What you will do:
From the listing below, pull out all lines with "Transport" in them.

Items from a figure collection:
---
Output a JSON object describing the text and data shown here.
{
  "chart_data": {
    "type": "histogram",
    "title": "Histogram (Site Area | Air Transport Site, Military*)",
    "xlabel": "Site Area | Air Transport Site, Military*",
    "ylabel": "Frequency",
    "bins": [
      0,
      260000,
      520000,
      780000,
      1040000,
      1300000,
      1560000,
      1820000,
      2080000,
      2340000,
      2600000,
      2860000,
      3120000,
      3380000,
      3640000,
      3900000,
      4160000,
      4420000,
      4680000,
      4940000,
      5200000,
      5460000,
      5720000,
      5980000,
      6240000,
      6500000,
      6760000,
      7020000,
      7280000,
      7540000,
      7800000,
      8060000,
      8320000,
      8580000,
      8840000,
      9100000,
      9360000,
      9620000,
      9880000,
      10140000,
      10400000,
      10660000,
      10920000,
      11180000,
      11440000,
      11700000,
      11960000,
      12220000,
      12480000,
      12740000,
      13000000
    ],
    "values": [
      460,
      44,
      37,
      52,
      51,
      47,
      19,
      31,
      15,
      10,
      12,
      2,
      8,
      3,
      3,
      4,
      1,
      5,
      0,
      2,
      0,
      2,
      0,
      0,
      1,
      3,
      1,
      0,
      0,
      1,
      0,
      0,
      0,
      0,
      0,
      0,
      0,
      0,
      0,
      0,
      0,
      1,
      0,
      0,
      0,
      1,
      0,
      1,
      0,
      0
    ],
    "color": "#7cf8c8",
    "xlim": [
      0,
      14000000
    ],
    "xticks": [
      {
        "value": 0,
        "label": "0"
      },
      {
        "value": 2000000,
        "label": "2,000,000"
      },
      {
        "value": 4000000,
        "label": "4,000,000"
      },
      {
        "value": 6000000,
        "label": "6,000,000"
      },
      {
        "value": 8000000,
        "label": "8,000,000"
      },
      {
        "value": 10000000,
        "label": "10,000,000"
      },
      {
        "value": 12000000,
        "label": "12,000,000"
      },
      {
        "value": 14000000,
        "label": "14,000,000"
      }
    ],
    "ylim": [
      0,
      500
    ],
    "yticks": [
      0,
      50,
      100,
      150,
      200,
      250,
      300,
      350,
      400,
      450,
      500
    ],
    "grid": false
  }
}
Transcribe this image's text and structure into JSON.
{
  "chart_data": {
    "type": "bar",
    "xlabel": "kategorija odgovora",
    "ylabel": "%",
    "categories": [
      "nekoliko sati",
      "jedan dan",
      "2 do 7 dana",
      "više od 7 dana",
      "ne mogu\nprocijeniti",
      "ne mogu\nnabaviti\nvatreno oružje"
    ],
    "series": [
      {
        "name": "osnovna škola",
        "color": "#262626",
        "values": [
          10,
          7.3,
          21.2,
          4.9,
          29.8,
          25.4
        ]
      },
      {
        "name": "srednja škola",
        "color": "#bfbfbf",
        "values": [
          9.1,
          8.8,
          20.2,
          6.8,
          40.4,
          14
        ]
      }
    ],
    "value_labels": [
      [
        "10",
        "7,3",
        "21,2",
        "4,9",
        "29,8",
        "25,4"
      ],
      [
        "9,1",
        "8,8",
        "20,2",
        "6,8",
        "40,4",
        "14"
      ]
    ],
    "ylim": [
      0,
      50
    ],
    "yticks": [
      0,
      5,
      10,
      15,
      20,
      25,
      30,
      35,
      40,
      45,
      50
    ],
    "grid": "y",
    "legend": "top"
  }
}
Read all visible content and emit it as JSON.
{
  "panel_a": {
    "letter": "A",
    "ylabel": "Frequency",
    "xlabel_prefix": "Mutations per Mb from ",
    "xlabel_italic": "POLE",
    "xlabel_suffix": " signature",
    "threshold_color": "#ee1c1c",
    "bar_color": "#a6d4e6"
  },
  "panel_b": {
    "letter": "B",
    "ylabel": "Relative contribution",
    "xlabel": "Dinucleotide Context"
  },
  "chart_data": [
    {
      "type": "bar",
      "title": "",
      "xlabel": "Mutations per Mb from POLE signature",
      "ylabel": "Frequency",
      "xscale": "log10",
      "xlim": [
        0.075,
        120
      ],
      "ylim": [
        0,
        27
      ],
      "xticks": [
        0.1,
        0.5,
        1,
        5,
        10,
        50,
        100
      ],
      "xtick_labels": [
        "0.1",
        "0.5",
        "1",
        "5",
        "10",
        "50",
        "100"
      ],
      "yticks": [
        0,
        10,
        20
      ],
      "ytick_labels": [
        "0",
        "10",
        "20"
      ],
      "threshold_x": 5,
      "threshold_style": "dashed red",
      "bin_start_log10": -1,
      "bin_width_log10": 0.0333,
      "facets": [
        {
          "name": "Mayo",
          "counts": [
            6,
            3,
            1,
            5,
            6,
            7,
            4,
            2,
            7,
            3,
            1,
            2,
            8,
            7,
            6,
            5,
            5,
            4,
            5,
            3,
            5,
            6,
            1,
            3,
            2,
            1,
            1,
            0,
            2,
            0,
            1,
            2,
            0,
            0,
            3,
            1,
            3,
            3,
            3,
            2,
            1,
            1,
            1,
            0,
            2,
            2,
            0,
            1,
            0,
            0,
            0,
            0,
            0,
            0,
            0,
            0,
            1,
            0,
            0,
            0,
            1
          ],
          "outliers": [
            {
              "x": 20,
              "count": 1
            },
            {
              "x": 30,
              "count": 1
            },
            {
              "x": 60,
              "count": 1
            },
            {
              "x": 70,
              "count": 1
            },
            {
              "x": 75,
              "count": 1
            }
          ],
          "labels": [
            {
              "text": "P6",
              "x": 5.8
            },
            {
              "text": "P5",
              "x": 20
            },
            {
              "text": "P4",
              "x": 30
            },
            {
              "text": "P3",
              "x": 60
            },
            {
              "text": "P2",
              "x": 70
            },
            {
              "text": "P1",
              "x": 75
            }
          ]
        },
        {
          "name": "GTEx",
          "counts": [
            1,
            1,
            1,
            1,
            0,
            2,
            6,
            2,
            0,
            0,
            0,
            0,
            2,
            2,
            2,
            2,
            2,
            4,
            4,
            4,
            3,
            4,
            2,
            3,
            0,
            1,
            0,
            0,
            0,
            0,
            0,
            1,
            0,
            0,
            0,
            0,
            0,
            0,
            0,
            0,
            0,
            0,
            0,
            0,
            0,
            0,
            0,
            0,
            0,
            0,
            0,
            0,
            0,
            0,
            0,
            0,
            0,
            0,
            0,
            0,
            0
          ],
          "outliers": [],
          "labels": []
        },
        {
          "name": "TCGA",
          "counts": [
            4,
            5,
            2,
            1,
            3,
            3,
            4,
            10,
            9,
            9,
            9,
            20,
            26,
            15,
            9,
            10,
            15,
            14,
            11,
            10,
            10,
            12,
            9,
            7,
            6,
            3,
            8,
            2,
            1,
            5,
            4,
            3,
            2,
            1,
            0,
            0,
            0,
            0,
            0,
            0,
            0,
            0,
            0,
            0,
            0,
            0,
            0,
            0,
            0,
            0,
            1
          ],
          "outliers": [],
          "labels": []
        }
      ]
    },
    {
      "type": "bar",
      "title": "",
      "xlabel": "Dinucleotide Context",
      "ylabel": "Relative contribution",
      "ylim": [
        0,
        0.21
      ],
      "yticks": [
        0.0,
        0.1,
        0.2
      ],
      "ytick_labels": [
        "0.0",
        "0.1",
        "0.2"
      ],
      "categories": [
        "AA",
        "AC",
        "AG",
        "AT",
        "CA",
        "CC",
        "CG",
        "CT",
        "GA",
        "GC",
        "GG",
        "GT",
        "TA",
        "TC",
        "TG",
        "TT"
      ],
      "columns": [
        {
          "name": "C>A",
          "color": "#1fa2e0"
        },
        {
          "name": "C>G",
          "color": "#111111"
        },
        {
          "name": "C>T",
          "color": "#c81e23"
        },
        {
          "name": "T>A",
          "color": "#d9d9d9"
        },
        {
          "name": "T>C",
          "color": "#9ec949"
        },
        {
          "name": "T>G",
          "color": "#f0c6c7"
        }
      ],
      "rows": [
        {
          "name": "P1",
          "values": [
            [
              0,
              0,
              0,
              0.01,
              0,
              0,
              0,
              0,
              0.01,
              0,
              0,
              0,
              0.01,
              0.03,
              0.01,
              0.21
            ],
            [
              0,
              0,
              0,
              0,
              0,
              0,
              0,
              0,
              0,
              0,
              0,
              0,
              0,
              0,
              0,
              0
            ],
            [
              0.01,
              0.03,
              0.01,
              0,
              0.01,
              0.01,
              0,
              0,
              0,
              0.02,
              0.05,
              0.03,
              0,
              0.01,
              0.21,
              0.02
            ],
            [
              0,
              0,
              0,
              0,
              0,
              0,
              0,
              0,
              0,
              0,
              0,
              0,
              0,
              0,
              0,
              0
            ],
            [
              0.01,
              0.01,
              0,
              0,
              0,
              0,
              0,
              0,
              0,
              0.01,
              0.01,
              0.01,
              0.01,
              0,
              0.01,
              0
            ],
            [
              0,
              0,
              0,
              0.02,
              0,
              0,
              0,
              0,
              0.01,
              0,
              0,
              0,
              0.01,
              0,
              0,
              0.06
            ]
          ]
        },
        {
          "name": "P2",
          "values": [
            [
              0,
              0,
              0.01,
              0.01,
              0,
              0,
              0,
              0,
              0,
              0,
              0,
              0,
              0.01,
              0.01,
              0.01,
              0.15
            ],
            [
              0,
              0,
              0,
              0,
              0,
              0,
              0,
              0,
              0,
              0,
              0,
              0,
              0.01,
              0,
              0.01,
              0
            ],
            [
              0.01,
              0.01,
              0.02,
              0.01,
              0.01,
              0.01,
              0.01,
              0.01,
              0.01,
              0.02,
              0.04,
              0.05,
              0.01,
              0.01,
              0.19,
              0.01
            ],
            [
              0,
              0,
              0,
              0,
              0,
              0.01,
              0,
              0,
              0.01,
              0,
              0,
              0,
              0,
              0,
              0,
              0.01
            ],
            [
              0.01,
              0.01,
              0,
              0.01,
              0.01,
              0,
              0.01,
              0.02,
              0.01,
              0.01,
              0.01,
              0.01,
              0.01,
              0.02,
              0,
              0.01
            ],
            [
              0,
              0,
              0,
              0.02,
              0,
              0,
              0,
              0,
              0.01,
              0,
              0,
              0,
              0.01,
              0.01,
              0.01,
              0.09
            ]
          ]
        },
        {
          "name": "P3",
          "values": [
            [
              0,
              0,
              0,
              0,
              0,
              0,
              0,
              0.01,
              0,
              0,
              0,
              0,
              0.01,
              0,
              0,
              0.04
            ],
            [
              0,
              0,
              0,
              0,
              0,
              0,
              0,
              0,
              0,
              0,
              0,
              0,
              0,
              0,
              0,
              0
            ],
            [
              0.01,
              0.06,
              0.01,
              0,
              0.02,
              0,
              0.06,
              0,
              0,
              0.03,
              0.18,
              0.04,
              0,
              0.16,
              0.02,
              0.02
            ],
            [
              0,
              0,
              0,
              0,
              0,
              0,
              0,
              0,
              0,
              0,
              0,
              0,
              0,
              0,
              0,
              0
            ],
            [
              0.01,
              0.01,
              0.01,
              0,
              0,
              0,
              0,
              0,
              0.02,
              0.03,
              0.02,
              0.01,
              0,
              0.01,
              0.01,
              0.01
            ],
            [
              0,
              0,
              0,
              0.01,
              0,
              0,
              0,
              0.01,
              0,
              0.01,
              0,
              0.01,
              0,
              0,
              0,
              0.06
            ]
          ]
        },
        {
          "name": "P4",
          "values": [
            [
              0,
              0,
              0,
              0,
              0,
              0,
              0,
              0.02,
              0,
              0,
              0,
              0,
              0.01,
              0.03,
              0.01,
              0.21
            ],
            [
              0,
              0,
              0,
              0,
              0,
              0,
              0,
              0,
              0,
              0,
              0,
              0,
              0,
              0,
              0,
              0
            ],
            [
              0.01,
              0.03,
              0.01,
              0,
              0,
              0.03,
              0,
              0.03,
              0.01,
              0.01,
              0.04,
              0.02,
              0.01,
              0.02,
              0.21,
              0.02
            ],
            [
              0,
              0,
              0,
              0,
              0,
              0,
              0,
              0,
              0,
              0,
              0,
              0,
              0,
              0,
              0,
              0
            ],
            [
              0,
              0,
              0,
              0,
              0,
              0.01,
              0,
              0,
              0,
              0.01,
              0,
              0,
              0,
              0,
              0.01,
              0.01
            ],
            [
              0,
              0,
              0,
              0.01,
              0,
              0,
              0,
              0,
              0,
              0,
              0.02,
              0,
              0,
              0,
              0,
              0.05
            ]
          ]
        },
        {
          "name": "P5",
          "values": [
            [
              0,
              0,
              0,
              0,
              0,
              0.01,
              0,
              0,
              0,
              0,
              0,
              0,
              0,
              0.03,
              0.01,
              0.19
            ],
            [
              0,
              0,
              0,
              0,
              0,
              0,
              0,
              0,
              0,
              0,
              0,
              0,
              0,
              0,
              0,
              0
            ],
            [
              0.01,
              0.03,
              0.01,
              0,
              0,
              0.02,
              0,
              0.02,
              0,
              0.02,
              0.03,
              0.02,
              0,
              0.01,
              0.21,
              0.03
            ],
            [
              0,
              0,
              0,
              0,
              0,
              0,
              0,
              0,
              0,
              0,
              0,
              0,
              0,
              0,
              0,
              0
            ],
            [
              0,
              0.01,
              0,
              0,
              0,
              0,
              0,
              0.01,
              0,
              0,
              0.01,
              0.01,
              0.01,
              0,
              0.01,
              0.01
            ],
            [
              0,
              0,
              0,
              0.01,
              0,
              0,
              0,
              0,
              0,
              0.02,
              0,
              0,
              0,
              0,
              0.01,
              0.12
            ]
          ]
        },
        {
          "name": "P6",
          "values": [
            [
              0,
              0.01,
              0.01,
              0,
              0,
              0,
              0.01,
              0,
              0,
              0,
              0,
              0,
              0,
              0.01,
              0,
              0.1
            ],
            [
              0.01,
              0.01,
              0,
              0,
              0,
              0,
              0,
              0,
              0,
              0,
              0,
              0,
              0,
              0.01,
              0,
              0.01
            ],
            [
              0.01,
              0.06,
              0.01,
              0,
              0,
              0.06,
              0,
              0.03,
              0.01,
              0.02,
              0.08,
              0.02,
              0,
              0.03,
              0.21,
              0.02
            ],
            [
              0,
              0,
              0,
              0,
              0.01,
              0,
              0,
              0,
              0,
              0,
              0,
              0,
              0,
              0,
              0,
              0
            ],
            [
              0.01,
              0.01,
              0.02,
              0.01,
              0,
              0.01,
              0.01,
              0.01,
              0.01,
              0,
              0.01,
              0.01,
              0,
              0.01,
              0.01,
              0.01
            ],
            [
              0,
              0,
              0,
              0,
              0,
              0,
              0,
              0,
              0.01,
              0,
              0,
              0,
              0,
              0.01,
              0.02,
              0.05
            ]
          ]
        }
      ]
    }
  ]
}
---
Worked solution:
    "title": "Histogram (Site Area | Air Transport Site, Military*)",
    "xlabel": "Site Area | Air Transport Site, Military*",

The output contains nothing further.